Work required: Give the entries back exactly, dropping each image.

Data in this exercise:
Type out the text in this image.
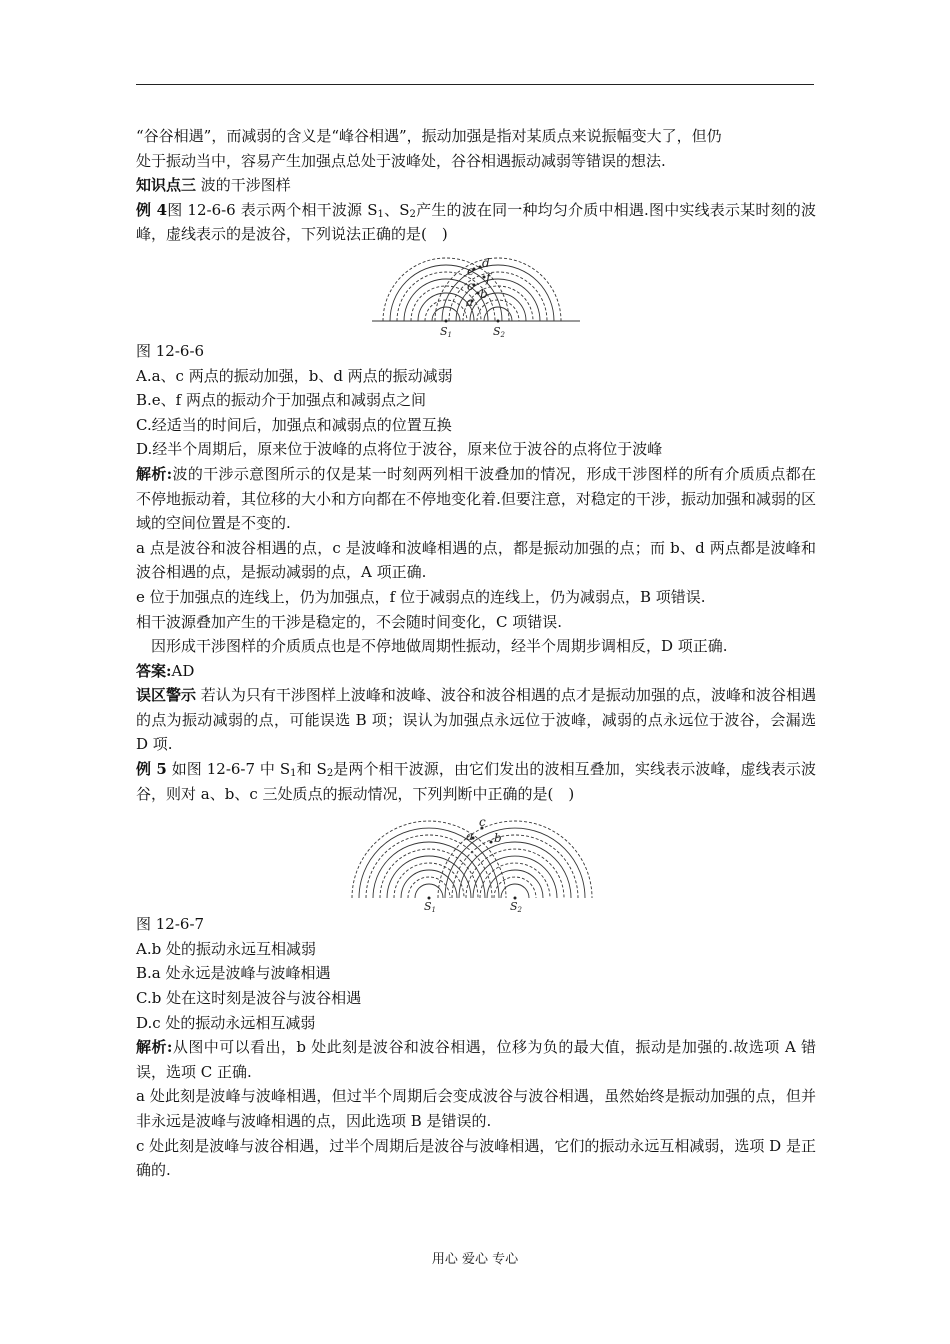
“谷谷相遇”，而减弱的含义是“峰谷相遇”，振动加强是指对某质点来说振幅变大了，但仍
处于振动当中，容易产生加强点总处于波峰处，谷谷相遇振动减弱等错误的想法.

知识点三 波的干涉图样

例 4图 12-6-6 表示两个相干波源 $S_1$、$S_2$产生的波在同一种均匀介质中相遇.图中实线表示某时刻的波峰，虚线表示的是波谷，下列说法正确的是(　)

a
b
c
d
e f
S1	S2

图 12-6-6

A.a、c 两点的振动加强，b、d 两点的振动减弱

B.e、f 两点的振动介于加强点和减弱点之间

C.经适当的时间后，加强点和减弱点的位置互换

D.经半个周期后，原来位于波峰的点将位于波谷，原来位于波谷的点将位于波峰

解析:波的干涉示意图所示的仅是某一时刻两列相干波叠加的情况，形成干涉图样的所有介质质点都在不停地振动着，其位移的大小和方向都在不停地变化着.但要注意，对稳定的干涉，振动加强和减弱的区域的空间位置是不变的.

a 点是波谷和波谷相遇的点，c 是波峰和波峰相遇的点，都是振动加强的点；而 b、d 两点都是波峰和波谷相遇的点，是振动减弱的点，A 项正确.

e 位于加强点的连线上，仍为加强点，f 位于减弱点的连线上，仍为减弱点，B 项错误.

相干波源叠加产生的干涉是稳定的，不会随时间变化，C 项错误.

因形成干涉图样的介质质点也是不停地做周期性振动，经半个周期步调相反，D 项正确.

答案:AD

误区警示 若认为只有干涉图样上波峰和波峰、波谷和波谷相遇的点才是振动加强的点，波峰和波谷相遇的点为振动减弱的点，可能误选 B 项；误认为加强点永远位于波峰，减弱的点永远位于波谷，会漏选 D 项.

例 5 如图 12-6-7 中 $S_1$和 $S_2$是两个相干波源，由它们发出的波相互叠加，实线表示波峰，虚线表示波谷，则对 a、b、c 三处质点的振动情况，下列判断中正确的是(　)

a b
c
S1	S2

图 12-6-7

A.b 处的振动永远互相减弱

B.a 处永远是波峰与波峰相遇

C.b 处在这时刻是波谷与波谷相遇

D.c 处的振动永远相互减弱

解析:从图中可以看出，b 处此刻是波谷和波谷相遇，位移为负的最大值，振动是加强的.故选项 A 错误，选项 C 正确.

a 处此刻是波峰与波峰相遇，但过半个周期后会变成波谷与波谷相遇，虽然始终是振动加强的点，但并非永远是波峰与波峰相遇的点，因此选项 B 是错误的.

c 处此刻是波峰与波谷相遇，过半个周期后是波谷与波峰相遇，它们的振动永远互相减弱，选项 D 是正确的.

用心 爱心 专心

Reply to the task:
Type out the text in this image.
“谷谷相遇”，而减弱的含义是“峰谷相遇”，振动加强是指对某质点来说振幅变大了，但仍
处于振动当中，容易产生加强点总处于波峰处，谷谷相遇振动减弱等错误的想法.

知识点三 波的干涉图样

例 4图 12-6-6 表示两个相干波源 $S_1$、$S_2$产生的波在同一种均匀介质中相遇.图中实线表示某时刻的波峰，虚线表示的是波谷，下列说法正确的是(　)

a
b
c
d
e f
S1	S2

图 12-6-6

A.a、c 两点的振动加强，b、d 两点的振动减弱

B.e、f 两点的振动介于加强点和减弱点之间

C.经适当的时间后，加强点和减弱点的位置互换

D.经半个周期后，原来位于波峰的点将位于波谷，原来位于波谷的点将位于波峰

解析:波的干涉示意图所示的仅是某一时刻两列相干波叠加的情况，形成干涉图样的所有介质质点都在不停地振动着，其位移的大小和方向都在不停地变化着.但要注意，对稳定的干涉，振动加强和减弱的区域的空间位置是不变的.

a 点是波谷和波谷相遇的点，c 是波峰和波峰相遇的点，都是振动加强的点；而 b、d 两点都是波峰和波谷相遇的点，是振动减弱的点，A 项正确.

e 位于加强点的连线上，仍为加强点，f 位于减弱点的连线上，仍为减弱点，B 项错误.

相干波源叠加产生的干涉是稳定的，不会随时间变化，C 项错误.

因形成干涉图样的介质质点也是不停地做周期性振动，经半个周期步调相反，D 项正确.

答案:AD

误区警示 若认为只有干涉图样上波峰和波峰、波谷和波谷相遇的点才是振动加强的点，波峰和波谷相遇的点为振动减弱的点，可能误选 B 项；误认为加强点永远位于波峰，减弱的点永远位于波谷，会漏选 D 项.

例 5 如图 12-6-7 中 $S_1$和 $S_2$是两个相干波源，由它们发出的波相互叠加，实线表示波峰，虚线表示波谷，则对 a、b、c 三处质点的振动情况，下列判断中正确的是(　)

a b
c
S1	S2

图 12-6-7

A.b 处的振动永远互相减弱

B.a 处永远是波峰与波峰相遇

C.b 处在这时刻是波谷与波谷相遇

D.c 处的振动永远相互减弱

解析:从图中可以看出，b 处此刻是波谷和波谷相遇，位移为负的最大值，振动是加强的.故选项 A 错误，选项 C 正确.

a 处此刻是波峰与波峰相遇，但过半个周期后会变成波谷与波谷相遇，虽然始终是振动加强的点，但并非永远是波峰与波峰相遇的点，因此选项 B 是错误的.

c 处此刻是波峰与波谷相遇，过半个周期后是波谷与波峰相遇，它们的振动永远互相减弱，选项 D 是正确的.

用心 爱心 专心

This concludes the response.